[Data excerpts]
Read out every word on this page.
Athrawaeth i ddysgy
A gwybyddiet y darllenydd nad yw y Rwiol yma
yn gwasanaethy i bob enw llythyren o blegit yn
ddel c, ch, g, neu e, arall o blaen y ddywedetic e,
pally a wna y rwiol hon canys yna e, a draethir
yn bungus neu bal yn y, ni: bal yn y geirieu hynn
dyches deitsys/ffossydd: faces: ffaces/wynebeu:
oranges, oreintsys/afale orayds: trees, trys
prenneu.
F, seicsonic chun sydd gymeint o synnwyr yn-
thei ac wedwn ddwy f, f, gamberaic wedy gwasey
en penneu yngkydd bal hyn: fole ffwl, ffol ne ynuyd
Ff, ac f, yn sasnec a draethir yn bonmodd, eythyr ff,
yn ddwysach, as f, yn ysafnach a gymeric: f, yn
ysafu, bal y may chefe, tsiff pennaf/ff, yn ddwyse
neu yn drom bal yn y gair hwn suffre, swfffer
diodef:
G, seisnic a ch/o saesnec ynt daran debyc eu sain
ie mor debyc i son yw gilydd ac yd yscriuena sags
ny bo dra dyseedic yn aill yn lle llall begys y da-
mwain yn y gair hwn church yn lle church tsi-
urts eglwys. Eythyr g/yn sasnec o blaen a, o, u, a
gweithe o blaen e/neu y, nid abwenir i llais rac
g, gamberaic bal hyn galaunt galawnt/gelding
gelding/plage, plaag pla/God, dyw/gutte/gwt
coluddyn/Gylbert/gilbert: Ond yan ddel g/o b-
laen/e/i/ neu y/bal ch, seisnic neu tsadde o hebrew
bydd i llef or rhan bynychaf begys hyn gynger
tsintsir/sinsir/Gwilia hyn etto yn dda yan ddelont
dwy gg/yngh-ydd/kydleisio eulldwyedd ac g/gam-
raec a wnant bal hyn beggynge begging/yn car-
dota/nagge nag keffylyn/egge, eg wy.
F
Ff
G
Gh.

### TASK TO CARRY OUT
Where a line of the records above holds the word "sasnec", copy that line.

### WRITTEN RESPONSE
Ff, ac f, yn sasnec a draethir yn bonmodd, eythyr ff,
urts eglwys. Eythyr g/yn sasnec o blaen a, o, u, a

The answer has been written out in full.